Problem to solve
Below are some records. Copy every line in them that holds "ruedas".

Records supplied
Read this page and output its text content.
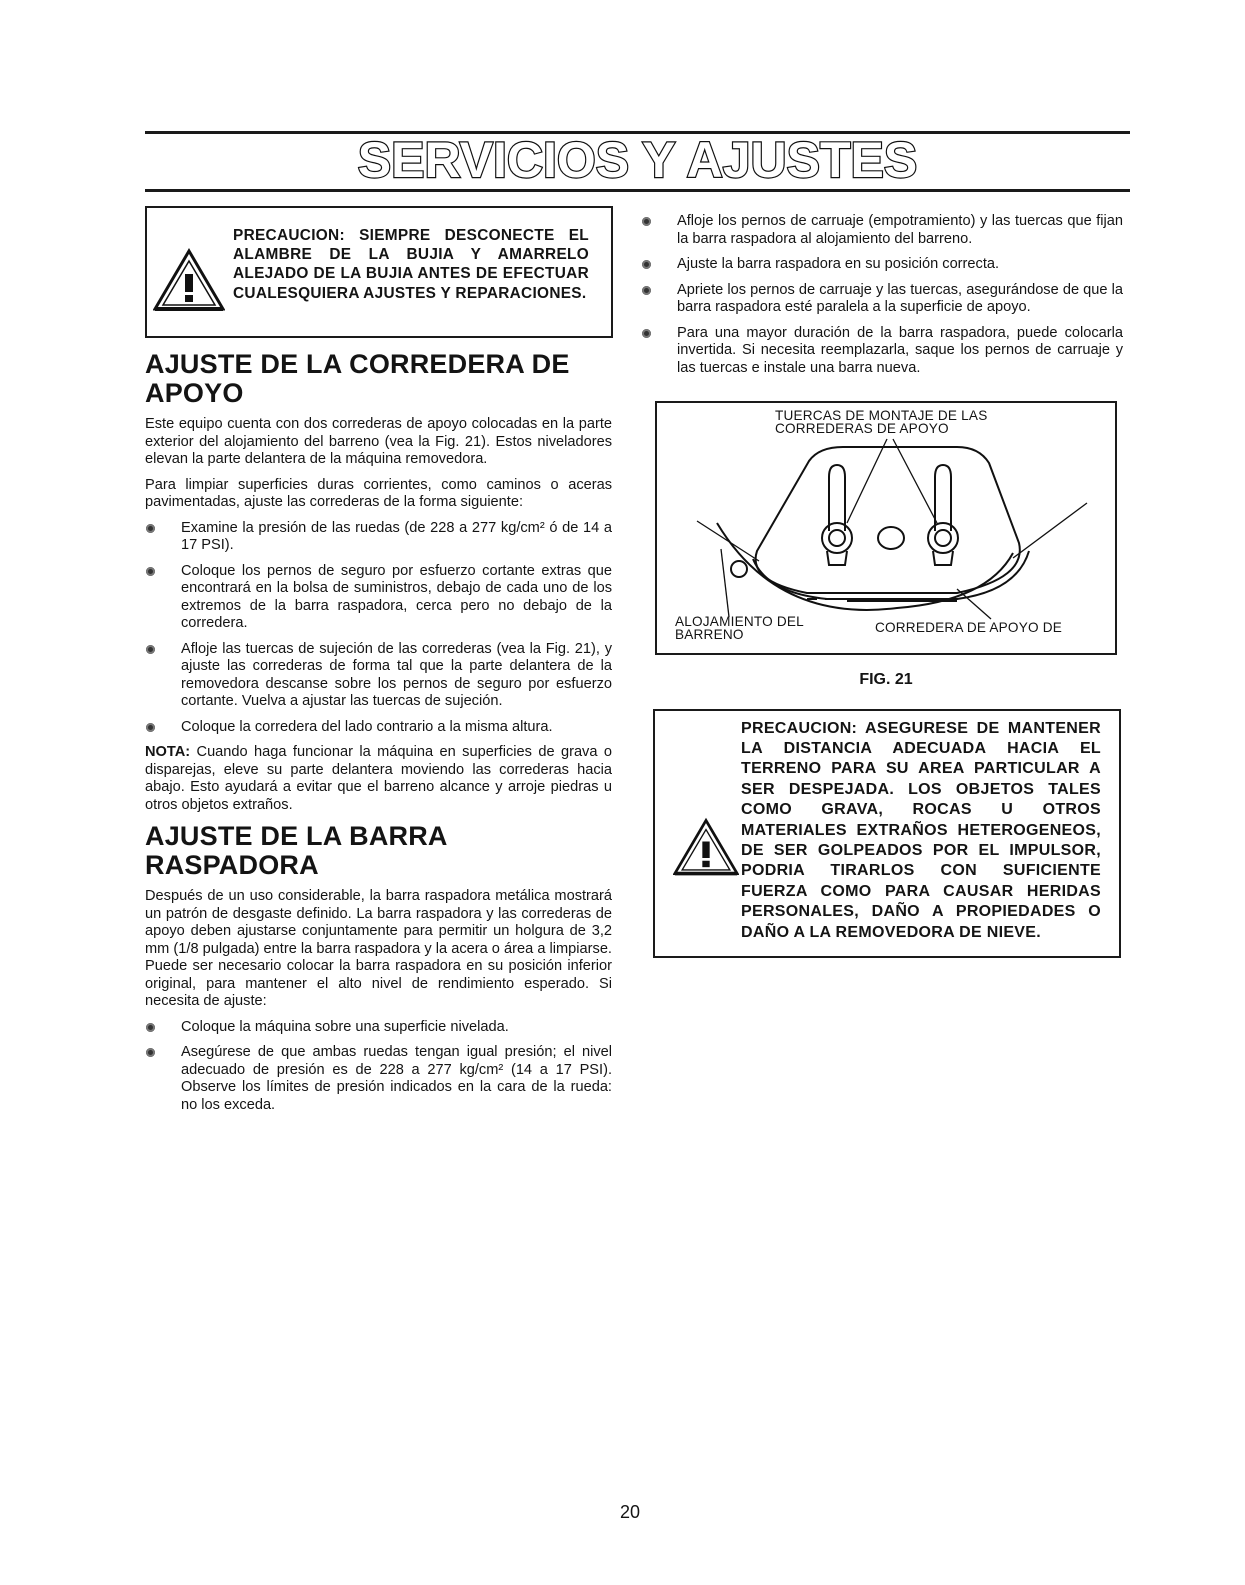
SERVICIOS Y AJUSTES
PRECAUCION: SIEMPRE DESCONECTE EL ALAMBRE DE LA BUJIA Y AMARRELO ALEJADO DE LA BUJIA ANTES DE EFECTUAR CUALESQUIERA AJUSTES Y REPARACIONES.
AJUSTE DE LA CORREDERA DE APOYO

Este equipo cuenta con dos correderas de apoyo colocadas en la parte exterior del alojamiento del barreno (vea la Fig. 21). Estos niveladores elevan la parte delantera de la máquina removedora.

Para limpiar superficies duras corrientes, como caminos o aceras pavimentadas, ajuste las correderas de la forma siguiente:

Examine la presión de las ruedas (de 228 a 277 kg/cm² ó de 14 a 17 PSI).
Coloque los pernos de seguro por esfuerzo cortante extras que encontrará en la bolsa de suministros, debajo de cada uno de los extremos de la barra raspadora, cerca pero no debajo de la corredera.
Afloje las tuercas de sujeción de las correderas (vea la Fig. 21), y ajuste las correderas de forma tal que la parte delantera de la removedora descanse sobre los pernos de seguro por esfuerzo cortante. Vuelva a ajustar las tuercas de sujeción.
Coloque la corredera del lado contrario a la misma altura.

NOTA: Cuando haga funcionar la máquina en superficies de grava o disparejas, eleve su parte delantera moviendo las correderas hacia abajo. Esto ayudará a evitar que el barreno alcance y arroje piedras u otros objetos extraños.

AJUSTE DE LA BARRA RASPADORA

Después de un uso considerable, la barra raspadora metálica mostrará un patrón de desgaste definido. La barra raspadora y las correderas de apoyo deben ajustarse conjuntamente para permitir un holgura de 3,2 mm (1/8 pulgada) entre la barra raspadora y la acera o área a limpiarse. Puede ser necesario colocar la barra raspadora en su posición inferior original, para mantener el alto nivel de rendimiento esperado. Si necesita de ajuste:

Coloque la máquina sobre una superficie nivelada.
Asegúrese de que ambas ruedas tengan igual presión; el nivel adecuado de presión es de 228 a 277 kg/cm² (14 a 17 PSI). Observe los límites de presión indicados en la cara de la rueda: no los exceda.
Afloje los pernos de carruaje (empotramiento) y las tuercas que fijan la barra raspadora al alojamiento del barreno.
Ajuste la barra raspadora en su posición correcta.
Apriete los pernos de carruaje y las tuercas, asegurándose de que la barra raspadora esté paralela a la superficie de apoyo.
Para una mayor duración de la barra raspadora, puede colocarla invertida. Si necesita reemplazarla, saque los pernos de carruaje y las tuercas e instale una barra nueva.
TUERCAS DE MONTAJE DE LAS CORREDERAS DE APOYO
ALOJAMIENTO DEL BARRENO	CORREDERA DE APOYO DE
FIG. 21
PRECAUCION: ASEGURESE DE MANTENER LA DISTANCIA ADECUADA HACIA EL TERRENO PARA SU AREA PARTICULAR A SER DESPEJADA. LOS OBJETOS TALES COMO GRAVA, ROCAS U OTROS MATERIALES EXTRAÑOS HETEROGENEOS, DE SER GOLPEADOS POR EL IMPULSOR, PODRIA TIRARLOS CON SUFICIENTE FUERZA COMO PARA CAUSAR HERIDAS PERSONALES, DAÑO A PROPIEDADES O DAÑO A LA REMOVEDORA DE NIEVE.
20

Solution
Examine la presión de las ruedas (de 228 a 277 kg/cm² ó de 14 a 17 PSI).
Asegúrese de que ambas ruedas tengan igual presión; el nivel adecuado de presión es de 228 a 277 kg/cm² (14 a 17 PSI). Observe los límites de presión indicados en la cara de la rueda: no los exceda.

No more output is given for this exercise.